• Exercise goal:
Report the count of lines where the string "哈氏合金" appears, and nothing else.
— Begin Exercise input —
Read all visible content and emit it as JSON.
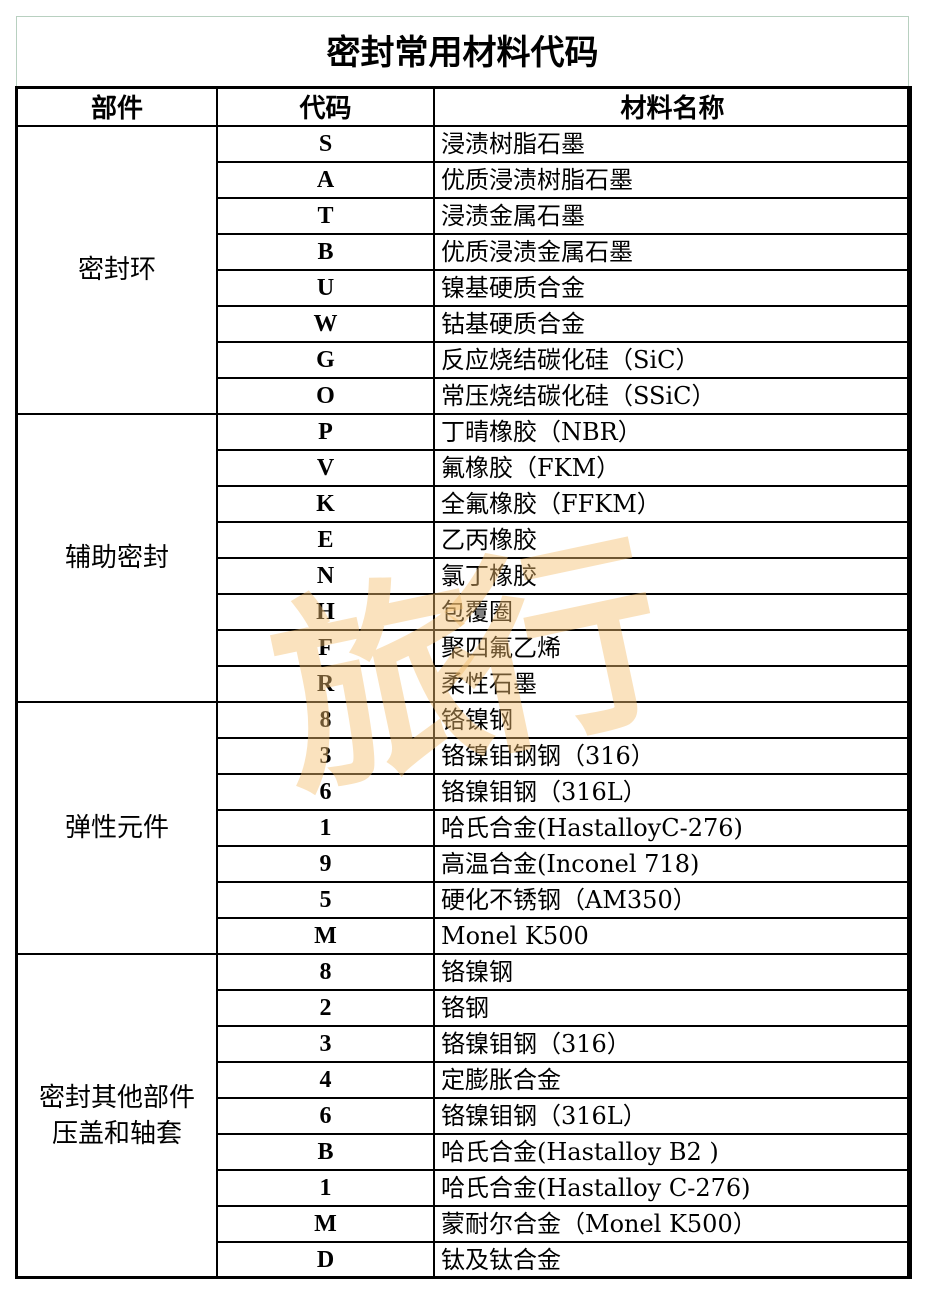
{
  "title": "密封常用材料代码",
  "headers": {
    "part": "部件",
    "code": "代码",
    "material": "材料名称"
  },
  "watermark": "旅行",
  "groups": [
    {
      "part": "密封环",
      "rows": [
        {
          "code": "S",
          "material": "浸渍树脂石墨"
        },
        {
          "code": "A",
          "material": "优质浸渍树脂石墨"
        },
        {
          "code": "T",
          "material": "浸渍金属石墨"
        },
        {
          "code": "B",
          "material": "优质浸渍金属石墨"
        },
        {
          "code": "U",
          "material": "镍基硬质合金"
        },
        {
          "code": "W",
          "material": "钴基硬质合金"
        },
        {
          "code": "G",
          "material": "反应烧结碳化硅（SiC）"
        },
        {
          "code": "O",
          "material": "常压烧结碳化硅（SSiC）"
        }
      ]
    },
    {
      "part": "辅助密封",
      "rows": [
        {
          "code": "P",
          "material": "丁晴橡胶（NBR）"
        },
        {
          "code": "V",
          "material": "氟橡胶（FKM）"
        },
        {
          "code": "K",
          "material": "全氟橡胶（FFKM）"
        },
        {
          "code": "E",
          "material": "乙丙橡胶"
        },
        {
          "code": "N",
          "material": "氯丁橡胶"
        },
        {
          "code": "H",
          "material": "包覆圈"
        },
        {
          "code": "F",
          "material": "聚四氟乙烯"
        },
        {
          "code": "R",
          "material": "柔性石墨"
        }
      ]
    },
    {
      "part": "弹性元件",
      "rows": [
        {
          "code": "8",
          "material": "铬镍钢"
        },
        {
          "code": "3",
          "material": "铬镍钼钢钢（316）"
        },
        {
          "code": "6",
          "material": "铬镍钼钢（316L）"
        },
        {
          "code": "1",
          "material": "哈氏合金(HastalloyC-276)"
        },
        {
          "code": "9",
          "material": "高温合金(Inconel 718)"
        },
        {
          "code": "5",
          "material": "硬化不锈钢（AM350）"
        },
        {
          "code": "M",
          "material": "Monel K500"
        }
      ]
    },
    {
      "part": "密封其他部件\n压盖和轴套",
      "part_lines": [
        "密封其他部件",
        "压盖和轴套"
      ],
      "rows": [
        {
          "code": "8",
          "material": "铬镍钢"
        },
        {
          "code": "2",
          "material": "铬钢"
        },
        {
          "code": "3",
          "material": "铬镍钼钢（316）"
        },
        {
          "code": "4",
          "material": "定膨胀合金"
        },
        {
          "code": "6",
          "material": "铬镍钼钢（316L）"
        },
        {
          "code": "B",
          "material": "哈氏合金(Hastalloy B2 )"
        },
        {
          "code": "1",
          "material": "哈氏合金(Hastalloy C-276)"
        },
        {
          "code": "M",
          "material": "蒙耐尔合金（Monel K500）"
        },
        {
          "code": "D",
          "material": "钛及钛合金"
        }
      ]
    }
  ]
}
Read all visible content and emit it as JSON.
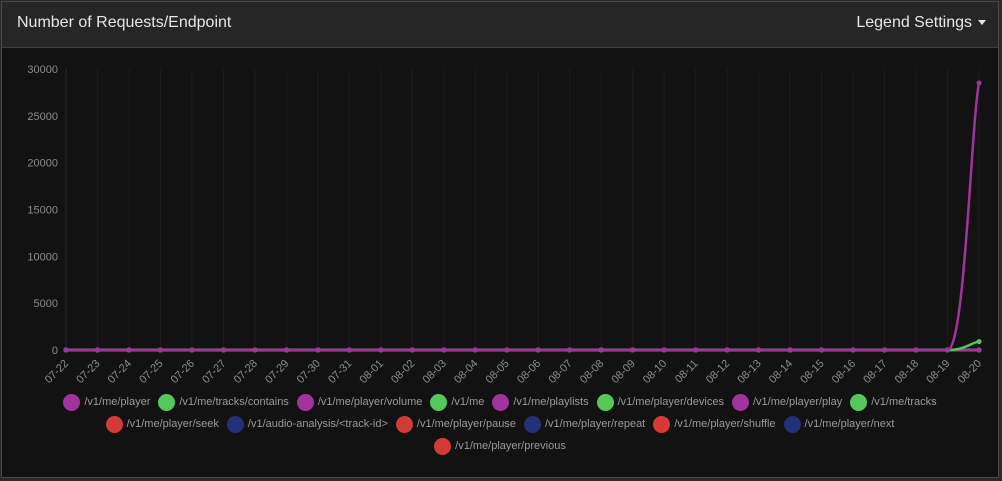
{
  "header": {
    "title": "Number of Requests/Endpoint",
    "legend_settings": "Legend Settings"
  },
  "icons": {
    "legend_caret": "caret-down-icon"
  },
  "colors": {
    "purple": "#a0349c",
    "green": "#55c85a",
    "navy": "#23307a",
    "red": "#d43a36"
  },
  "chart_data": {
    "type": "line",
    "x": [
      "07-22",
      "07-23",
      "07-24",
      "07-25",
      "07-26",
      "07-27",
      "07-28",
      "07-29",
      "07-30",
      "07-31",
      "08-01",
      "08-02",
      "08-03",
      "08-04",
      "08-05",
      "08-06",
      "08-07",
      "08-08",
      "08-09",
      "08-10",
      "08-11",
      "08-12",
      "08-13",
      "08-14",
      "08-15",
      "08-16",
      "08-17",
      "08-18",
      "08-19",
      "08-20"
    ],
    "ylim": [
      0,
      30000
    ],
    "yticks": [
      0,
      5000,
      10000,
      15000,
      20000,
      25000,
      30000
    ],
    "grid": "vertical",
    "legend_position": "bottom",
    "series": [
      {
        "name": "/v1/me/player",
        "color": "#a0349c",
        "values": [
          0,
          0,
          0,
          0,
          0,
          0,
          0,
          0,
          0,
          0,
          0,
          0,
          0,
          0,
          0,
          0,
          0,
          0,
          0,
          0,
          0,
          0,
          0,
          0,
          0,
          0,
          0,
          0,
          0,
          28500
        ]
      },
      {
        "name": "/v1/me/tracks/contains",
        "color": "#55c85a",
        "values": [
          0,
          0,
          0,
          0,
          0,
          0,
          0,
          0,
          0,
          0,
          0,
          0,
          0,
          0,
          0,
          0,
          0,
          0,
          0,
          0,
          0,
          0,
          0,
          0,
          0,
          0,
          0,
          0,
          0,
          900
        ]
      },
      {
        "name": "/v1/me/player/volume",
        "color": "#a0349c",
        "values": [
          0,
          0,
          0,
          0,
          0,
          0,
          0,
          0,
          0,
          0,
          0,
          0,
          0,
          0,
          0,
          0,
          0,
          0,
          0,
          0,
          0,
          0,
          0,
          0,
          0,
          0,
          0,
          0,
          0,
          0
        ]
      },
      {
        "name": "/v1/me",
        "color": "#55c85a",
        "values": [
          0,
          0,
          0,
          0,
          0,
          0,
          0,
          0,
          0,
          0,
          0,
          0,
          0,
          0,
          0,
          0,
          0,
          0,
          0,
          0,
          0,
          0,
          0,
          0,
          0,
          0,
          0,
          0,
          0,
          0
        ]
      },
      {
        "name": "/v1/me/playlists",
        "color": "#a0349c",
        "values": [
          0,
          0,
          0,
          0,
          0,
          0,
          0,
          0,
          0,
          0,
          0,
          0,
          0,
          0,
          0,
          0,
          0,
          0,
          0,
          0,
          0,
          0,
          0,
          0,
          0,
          0,
          0,
          0,
          0,
          0
        ]
      },
      {
        "name": "/v1/me/player/devices",
        "color": "#55c85a",
        "values": [
          0,
          0,
          0,
          0,
          0,
          0,
          0,
          0,
          0,
          0,
          0,
          0,
          0,
          0,
          0,
          0,
          0,
          0,
          0,
          0,
          0,
          0,
          0,
          0,
          0,
          0,
          0,
          0,
          0,
          0
        ]
      },
      {
        "name": "/v1/me/player/play",
        "color": "#a0349c",
        "values": [
          0,
          0,
          0,
          0,
          0,
          0,
          0,
          0,
          0,
          0,
          0,
          0,
          0,
          0,
          0,
          0,
          0,
          0,
          0,
          0,
          0,
          0,
          0,
          0,
          0,
          0,
          0,
          0,
          0,
          0
        ]
      },
      {
        "name": "/v1/me/tracks",
        "color": "#55c85a",
        "values": [
          0,
          0,
          0,
          0,
          0,
          0,
          0,
          0,
          0,
          0,
          0,
          0,
          0,
          0,
          0,
          0,
          0,
          0,
          0,
          0,
          0,
          0,
          0,
          0,
          0,
          0,
          0,
          0,
          0,
          0
        ]
      },
      {
        "name": "/v1/me/player/seek",
        "color": "#d43a36",
        "values": [
          0,
          0,
          0,
          0,
          0,
          0,
          0,
          0,
          0,
          0,
          0,
          0,
          0,
          0,
          0,
          0,
          0,
          0,
          0,
          0,
          0,
          0,
          0,
          0,
          0,
          0,
          0,
          0,
          0,
          0
        ]
      },
      {
        "name": "/v1/audio-analysis/<track-id>",
        "color": "#23307a",
        "values": [
          0,
          0,
          0,
          0,
          0,
          0,
          0,
          0,
          0,
          0,
          0,
          0,
          0,
          0,
          0,
          0,
          0,
          0,
          0,
          0,
          0,
          0,
          0,
          0,
          0,
          0,
          0,
          0,
          0,
          0
        ]
      },
      {
        "name": "/v1/me/player/pause",
        "color": "#d43a36",
        "values": [
          0,
          0,
          0,
          0,
          0,
          0,
          0,
          0,
          0,
          0,
          0,
          0,
          0,
          0,
          0,
          0,
          0,
          0,
          0,
          0,
          0,
          0,
          0,
          0,
          0,
          0,
          0,
          0,
          0,
          0
        ]
      },
      {
        "name": "/v1/me/player/repeat",
        "color": "#23307a",
        "values": [
          0,
          0,
          0,
          0,
          0,
          0,
          0,
          0,
          0,
          0,
          0,
          0,
          0,
          0,
          0,
          0,
          0,
          0,
          0,
          0,
          0,
          0,
          0,
          0,
          0,
          0,
          0,
          0,
          0,
          0
        ]
      },
      {
        "name": "/v1/me/player/shuffle",
        "color": "#d43a36",
        "values": [
          0,
          0,
          0,
          0,
          0,
          0,
          0,
          0,
          0,
          0,
          0,
          0,
          0,
          0,
          0,
          0,
          0,
          0,
          0,
          0,
          0,
          0,
          0,
          0,
          0,
          0,
          0,
          0,
          0,
          0
        ]
      },
      {
        "name": "/v1/me/player/next",
        "color": "#23307a",
        "values": [
          0,
          0,
          0,
          0,
          0,
          0,
          0,
          0,
          0,
          0,
          0,
          0,
          0,
          0,
          0,
          0,
          0,
          0,
          0,
          0,
          0,
          0,
          0,
          0,
          0,
          0,
          0,
          0,
          0,
          0
        ]
      },
      {
        "name": "/v1/me/player/previous",
        "color": "#d43a36",
        "values": [
          0,
          0,
          0,
          0,
          0,
          0,
          0,
          0,
          0,
          0,
          0,
          0,
          0,
          0,
          0,
          0,
          0,
          0,
          0,
          0,
          0,
          0,
          0,
          0,
          0,
          0,
          0,
          0,
          0,
          0
        ]
      }
    ]
  }
}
— End Exercise input —
• Solved problem:
3